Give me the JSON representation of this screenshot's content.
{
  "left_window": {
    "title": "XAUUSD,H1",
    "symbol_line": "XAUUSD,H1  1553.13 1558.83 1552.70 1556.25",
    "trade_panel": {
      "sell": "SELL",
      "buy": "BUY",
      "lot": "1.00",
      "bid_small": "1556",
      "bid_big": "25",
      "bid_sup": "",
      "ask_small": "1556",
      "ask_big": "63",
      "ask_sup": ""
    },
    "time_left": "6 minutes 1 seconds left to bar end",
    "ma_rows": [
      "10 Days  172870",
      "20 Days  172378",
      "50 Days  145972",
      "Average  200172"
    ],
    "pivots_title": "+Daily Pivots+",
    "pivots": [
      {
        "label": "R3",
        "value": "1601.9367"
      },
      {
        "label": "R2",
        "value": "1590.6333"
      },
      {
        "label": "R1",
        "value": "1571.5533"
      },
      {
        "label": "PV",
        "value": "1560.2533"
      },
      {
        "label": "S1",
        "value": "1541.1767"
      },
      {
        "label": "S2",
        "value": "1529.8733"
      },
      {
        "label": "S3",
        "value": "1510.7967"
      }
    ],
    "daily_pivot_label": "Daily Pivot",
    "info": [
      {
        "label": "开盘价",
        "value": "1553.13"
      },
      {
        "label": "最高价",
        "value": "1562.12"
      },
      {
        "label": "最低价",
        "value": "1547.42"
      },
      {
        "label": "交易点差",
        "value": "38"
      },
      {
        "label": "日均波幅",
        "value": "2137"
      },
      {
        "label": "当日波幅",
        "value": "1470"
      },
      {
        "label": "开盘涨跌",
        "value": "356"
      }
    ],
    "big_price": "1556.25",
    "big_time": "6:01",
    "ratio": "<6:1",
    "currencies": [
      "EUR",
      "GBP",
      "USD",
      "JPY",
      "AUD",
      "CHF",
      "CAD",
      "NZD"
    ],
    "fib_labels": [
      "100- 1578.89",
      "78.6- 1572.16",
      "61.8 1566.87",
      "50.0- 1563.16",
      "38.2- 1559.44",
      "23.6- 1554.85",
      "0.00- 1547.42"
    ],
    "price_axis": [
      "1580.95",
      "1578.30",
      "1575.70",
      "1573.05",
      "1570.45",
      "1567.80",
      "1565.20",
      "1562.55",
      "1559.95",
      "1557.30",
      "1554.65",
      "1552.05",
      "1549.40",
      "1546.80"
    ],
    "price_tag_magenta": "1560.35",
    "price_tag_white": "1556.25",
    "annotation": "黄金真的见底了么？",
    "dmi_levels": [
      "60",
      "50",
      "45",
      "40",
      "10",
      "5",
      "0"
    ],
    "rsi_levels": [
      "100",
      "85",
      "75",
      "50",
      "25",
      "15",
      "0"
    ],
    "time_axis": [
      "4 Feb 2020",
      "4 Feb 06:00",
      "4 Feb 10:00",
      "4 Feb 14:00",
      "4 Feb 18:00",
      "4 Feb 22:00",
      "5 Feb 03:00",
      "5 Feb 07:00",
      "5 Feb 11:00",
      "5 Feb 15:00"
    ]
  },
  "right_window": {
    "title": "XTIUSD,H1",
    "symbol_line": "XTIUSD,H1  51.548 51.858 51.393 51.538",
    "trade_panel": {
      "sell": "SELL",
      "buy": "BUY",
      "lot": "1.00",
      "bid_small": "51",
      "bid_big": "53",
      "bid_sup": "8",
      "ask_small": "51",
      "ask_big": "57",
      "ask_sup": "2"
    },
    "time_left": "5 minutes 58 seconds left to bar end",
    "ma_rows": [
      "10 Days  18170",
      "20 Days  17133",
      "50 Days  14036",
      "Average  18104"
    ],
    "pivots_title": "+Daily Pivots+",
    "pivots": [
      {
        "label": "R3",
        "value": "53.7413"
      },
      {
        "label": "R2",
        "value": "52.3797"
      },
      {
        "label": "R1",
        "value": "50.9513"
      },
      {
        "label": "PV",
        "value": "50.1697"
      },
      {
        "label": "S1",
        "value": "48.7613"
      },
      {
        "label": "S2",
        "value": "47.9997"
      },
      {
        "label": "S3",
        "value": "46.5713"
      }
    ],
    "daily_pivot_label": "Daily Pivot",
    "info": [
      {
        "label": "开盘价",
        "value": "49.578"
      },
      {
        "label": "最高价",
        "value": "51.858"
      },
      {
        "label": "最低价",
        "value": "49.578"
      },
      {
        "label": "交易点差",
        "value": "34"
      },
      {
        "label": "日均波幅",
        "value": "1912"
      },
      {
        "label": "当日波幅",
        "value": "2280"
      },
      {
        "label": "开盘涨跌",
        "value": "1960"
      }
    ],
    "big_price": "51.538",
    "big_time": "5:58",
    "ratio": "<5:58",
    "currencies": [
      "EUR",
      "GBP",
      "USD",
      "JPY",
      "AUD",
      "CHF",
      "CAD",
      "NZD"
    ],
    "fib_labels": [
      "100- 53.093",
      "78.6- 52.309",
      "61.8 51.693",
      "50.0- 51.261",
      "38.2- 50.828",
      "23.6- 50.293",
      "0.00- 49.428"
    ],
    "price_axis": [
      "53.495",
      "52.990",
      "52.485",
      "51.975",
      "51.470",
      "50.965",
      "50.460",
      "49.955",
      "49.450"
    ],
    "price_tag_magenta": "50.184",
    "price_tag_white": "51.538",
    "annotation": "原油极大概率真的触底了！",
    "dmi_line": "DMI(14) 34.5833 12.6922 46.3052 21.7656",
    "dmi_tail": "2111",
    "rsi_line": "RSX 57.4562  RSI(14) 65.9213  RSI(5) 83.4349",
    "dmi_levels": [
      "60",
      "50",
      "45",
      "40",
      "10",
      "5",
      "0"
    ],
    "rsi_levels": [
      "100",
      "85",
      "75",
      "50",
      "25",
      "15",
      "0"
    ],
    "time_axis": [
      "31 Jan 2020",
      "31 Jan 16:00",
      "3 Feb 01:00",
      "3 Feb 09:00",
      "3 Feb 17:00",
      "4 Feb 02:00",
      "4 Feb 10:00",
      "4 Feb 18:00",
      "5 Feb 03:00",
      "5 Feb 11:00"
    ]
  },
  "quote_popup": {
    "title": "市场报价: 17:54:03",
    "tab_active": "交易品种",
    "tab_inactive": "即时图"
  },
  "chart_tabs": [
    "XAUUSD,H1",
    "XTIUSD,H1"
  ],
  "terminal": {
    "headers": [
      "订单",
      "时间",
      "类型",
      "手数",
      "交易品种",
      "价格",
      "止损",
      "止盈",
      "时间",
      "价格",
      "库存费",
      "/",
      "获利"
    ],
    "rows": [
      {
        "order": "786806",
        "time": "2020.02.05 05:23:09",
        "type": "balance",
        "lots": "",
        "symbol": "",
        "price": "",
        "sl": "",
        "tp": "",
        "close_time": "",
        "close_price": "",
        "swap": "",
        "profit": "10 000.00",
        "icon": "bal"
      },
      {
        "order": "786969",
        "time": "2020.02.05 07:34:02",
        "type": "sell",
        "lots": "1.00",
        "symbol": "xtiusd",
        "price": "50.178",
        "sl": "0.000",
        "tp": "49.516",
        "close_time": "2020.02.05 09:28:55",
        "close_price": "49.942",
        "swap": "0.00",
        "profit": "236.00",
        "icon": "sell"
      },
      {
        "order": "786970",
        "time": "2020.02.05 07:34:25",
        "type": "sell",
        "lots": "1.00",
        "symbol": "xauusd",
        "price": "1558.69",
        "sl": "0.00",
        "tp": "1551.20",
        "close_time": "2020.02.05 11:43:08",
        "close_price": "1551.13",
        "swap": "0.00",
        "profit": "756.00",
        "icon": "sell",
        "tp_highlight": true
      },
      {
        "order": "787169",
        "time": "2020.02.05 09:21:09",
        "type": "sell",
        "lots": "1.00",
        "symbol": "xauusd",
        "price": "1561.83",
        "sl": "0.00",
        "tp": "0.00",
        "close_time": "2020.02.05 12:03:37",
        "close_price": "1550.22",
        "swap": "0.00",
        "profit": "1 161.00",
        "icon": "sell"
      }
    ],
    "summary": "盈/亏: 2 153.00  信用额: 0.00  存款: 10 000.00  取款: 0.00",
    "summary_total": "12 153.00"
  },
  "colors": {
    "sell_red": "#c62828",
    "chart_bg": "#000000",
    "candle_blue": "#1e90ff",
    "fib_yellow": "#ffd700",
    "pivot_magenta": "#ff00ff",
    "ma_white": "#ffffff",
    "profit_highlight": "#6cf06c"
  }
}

◇ ◇ ◇

Problem requirements
Copy out each line in the preceding records that contains "icon".

Finished task
        "icon": "bal"
        "icon": "sell"
        "icon": "sell",
        "icon": "sell"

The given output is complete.